#### Assignment
Wherever the string "name" appears in the records, return the line that holds it.

#### Information given
★ ★ ★ ★

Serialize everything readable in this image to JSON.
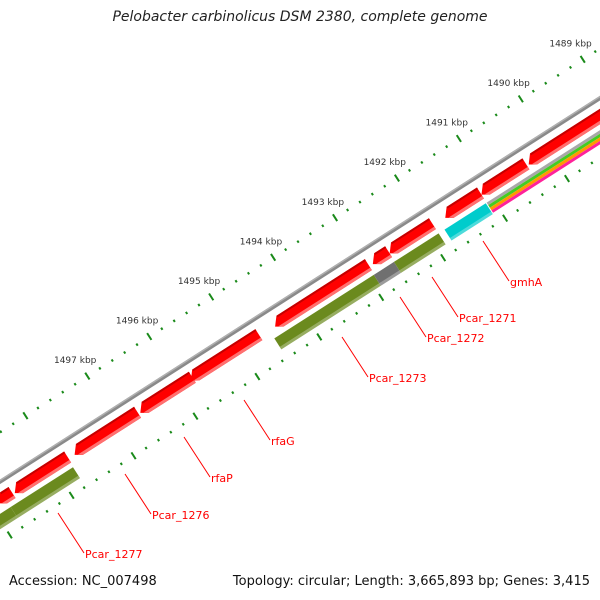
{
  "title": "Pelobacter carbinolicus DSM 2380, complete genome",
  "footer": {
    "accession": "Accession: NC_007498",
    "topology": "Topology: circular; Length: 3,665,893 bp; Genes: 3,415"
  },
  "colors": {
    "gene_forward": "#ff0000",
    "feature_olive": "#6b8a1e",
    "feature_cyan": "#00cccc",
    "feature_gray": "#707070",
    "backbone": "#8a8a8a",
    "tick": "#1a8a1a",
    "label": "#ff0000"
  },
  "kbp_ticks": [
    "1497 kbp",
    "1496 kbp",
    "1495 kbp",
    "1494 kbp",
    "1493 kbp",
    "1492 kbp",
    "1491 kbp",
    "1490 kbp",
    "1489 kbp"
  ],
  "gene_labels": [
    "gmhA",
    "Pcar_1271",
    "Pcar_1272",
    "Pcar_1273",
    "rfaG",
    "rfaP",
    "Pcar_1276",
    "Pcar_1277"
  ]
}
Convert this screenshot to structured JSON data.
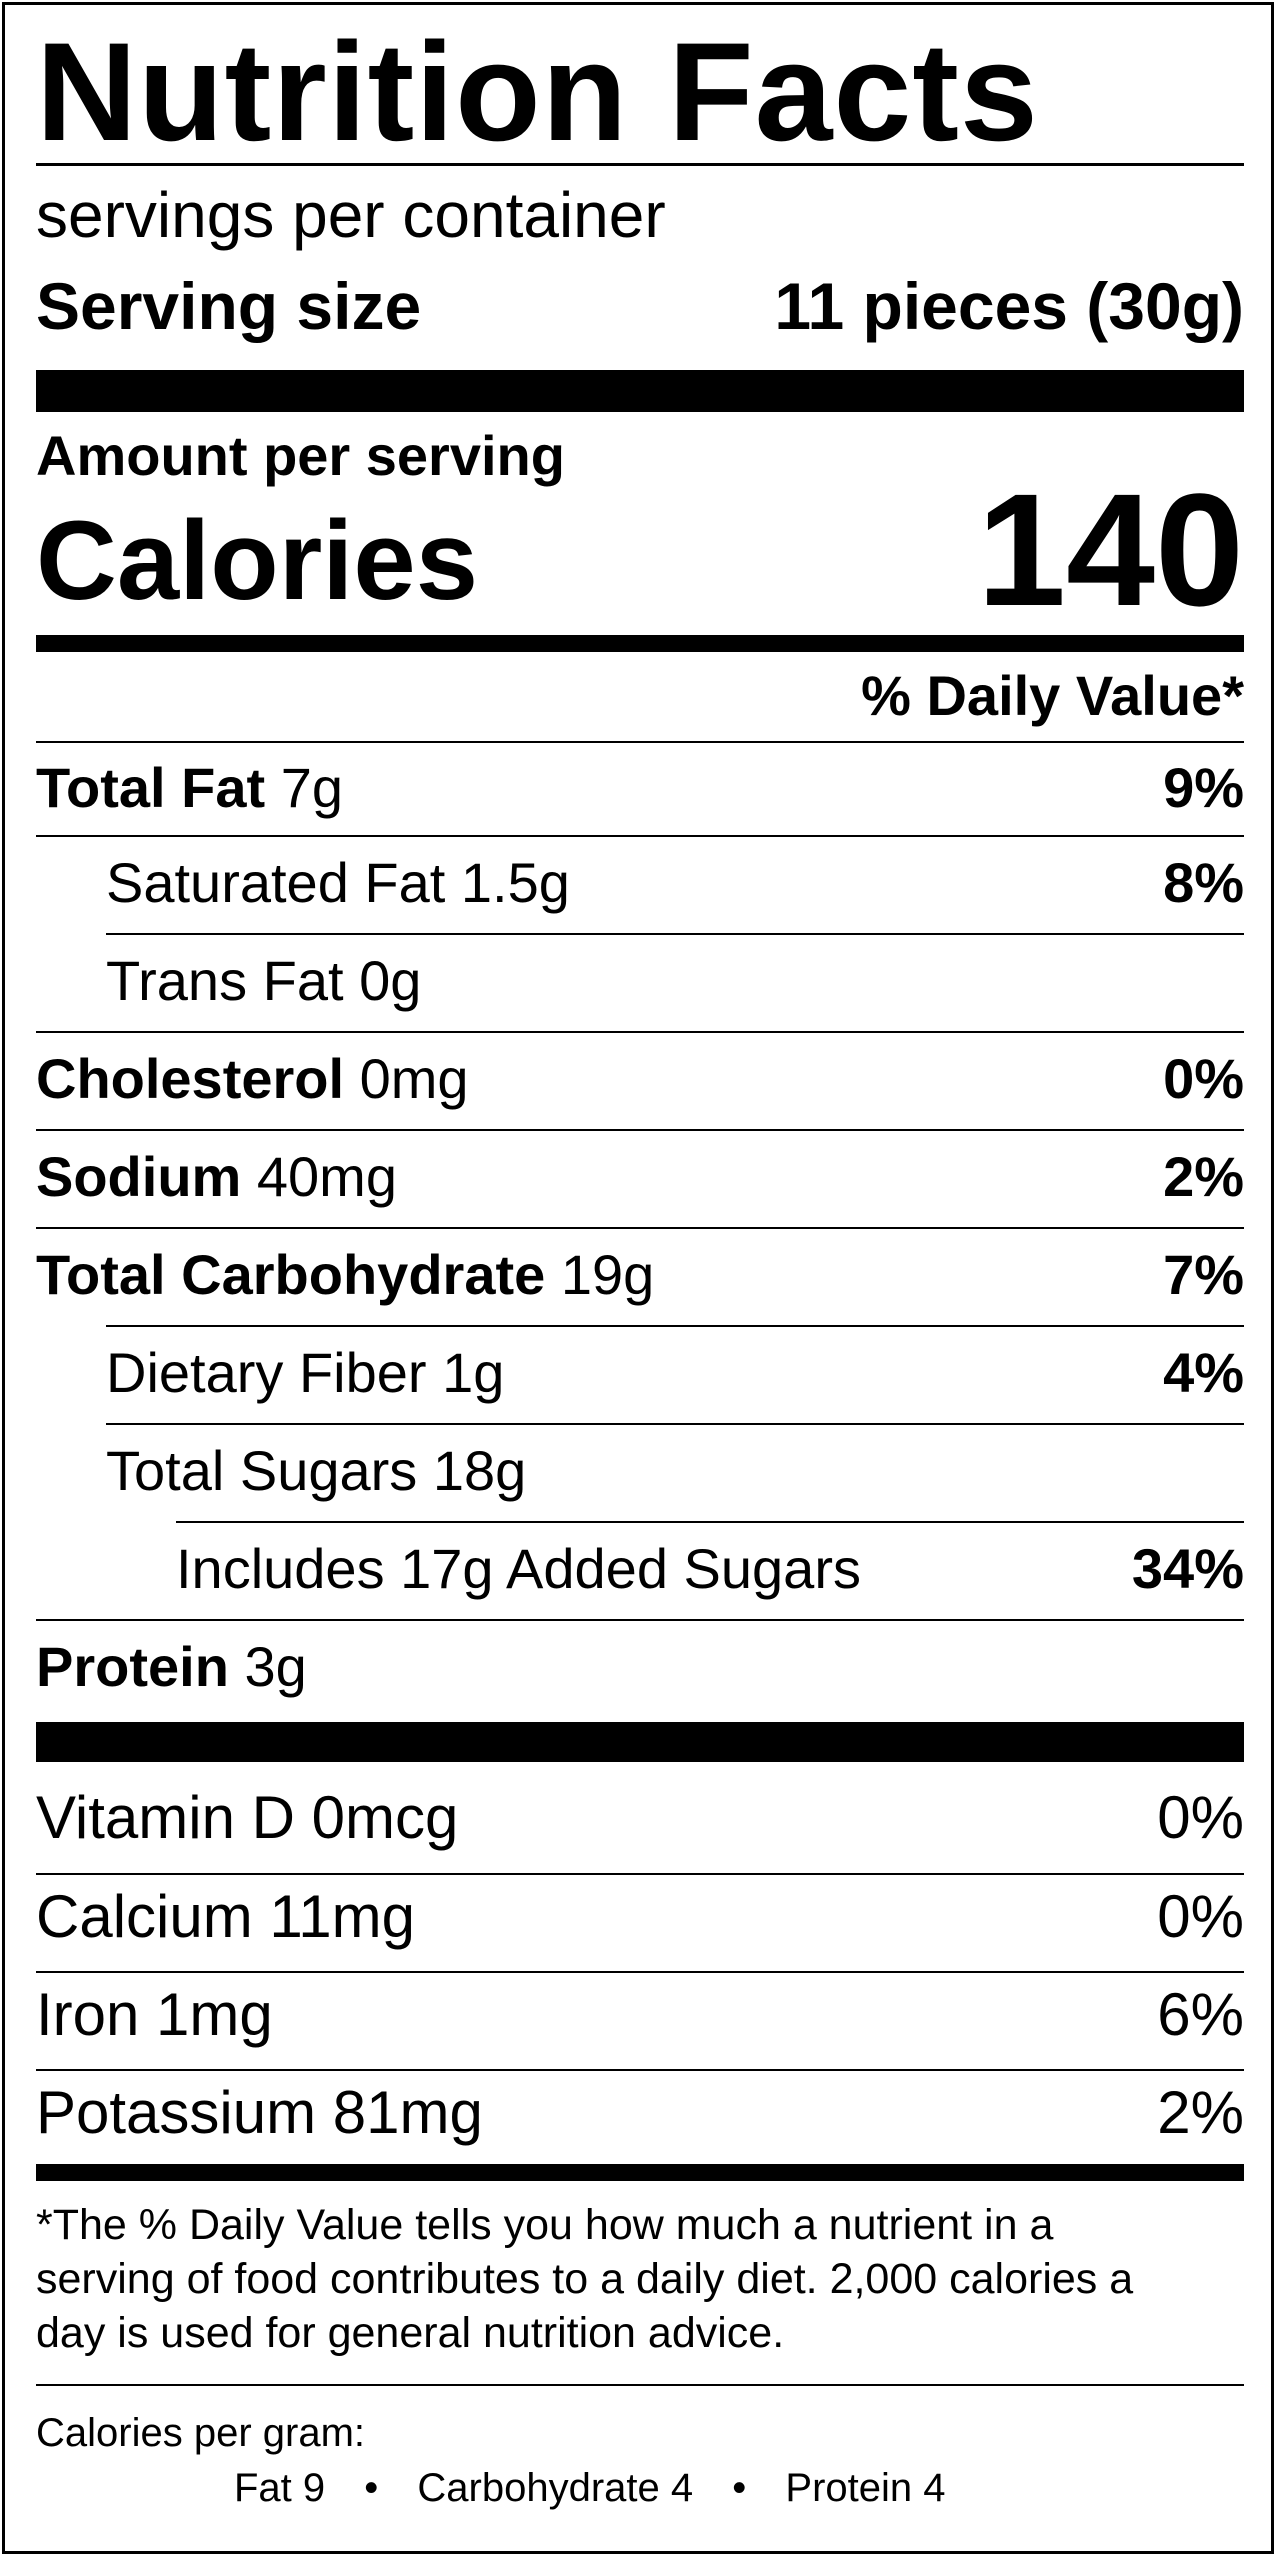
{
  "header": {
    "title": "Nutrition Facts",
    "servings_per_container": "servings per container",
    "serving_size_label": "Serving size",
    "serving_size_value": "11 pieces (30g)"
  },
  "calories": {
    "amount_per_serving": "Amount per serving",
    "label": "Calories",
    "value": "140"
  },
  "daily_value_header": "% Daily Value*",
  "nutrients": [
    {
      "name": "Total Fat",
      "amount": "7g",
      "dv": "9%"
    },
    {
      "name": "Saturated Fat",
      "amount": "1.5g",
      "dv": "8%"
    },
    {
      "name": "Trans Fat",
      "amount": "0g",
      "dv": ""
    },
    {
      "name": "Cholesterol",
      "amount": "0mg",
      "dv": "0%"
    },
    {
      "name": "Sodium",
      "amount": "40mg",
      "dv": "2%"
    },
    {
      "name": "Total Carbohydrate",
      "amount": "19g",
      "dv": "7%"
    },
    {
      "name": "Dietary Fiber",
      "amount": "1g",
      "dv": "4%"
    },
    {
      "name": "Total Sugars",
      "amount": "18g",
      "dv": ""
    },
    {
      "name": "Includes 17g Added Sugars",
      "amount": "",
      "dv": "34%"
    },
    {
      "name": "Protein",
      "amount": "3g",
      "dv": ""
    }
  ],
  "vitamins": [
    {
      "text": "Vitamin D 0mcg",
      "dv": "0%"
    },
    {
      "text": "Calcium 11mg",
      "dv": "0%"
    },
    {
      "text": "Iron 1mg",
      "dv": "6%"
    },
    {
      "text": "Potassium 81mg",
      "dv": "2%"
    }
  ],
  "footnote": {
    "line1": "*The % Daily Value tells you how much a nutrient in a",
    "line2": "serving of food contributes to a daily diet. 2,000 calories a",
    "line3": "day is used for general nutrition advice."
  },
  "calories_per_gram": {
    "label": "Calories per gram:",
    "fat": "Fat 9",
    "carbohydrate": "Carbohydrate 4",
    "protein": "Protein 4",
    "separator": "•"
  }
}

★ ★ ★ ★

#### Task result
      "name": "Total Fat",
      "name": "Saturated Fat",
      "name": "Trans Fat",
      "name": "Cholesterol",
      "name": "Sodium",
      "name": "Total Carbohydrate",
      "name": "Dietary Fiber",
      "name": "Total Sugars",
      "name": "Includes 17g Added Sugars",
      "name": "Protein",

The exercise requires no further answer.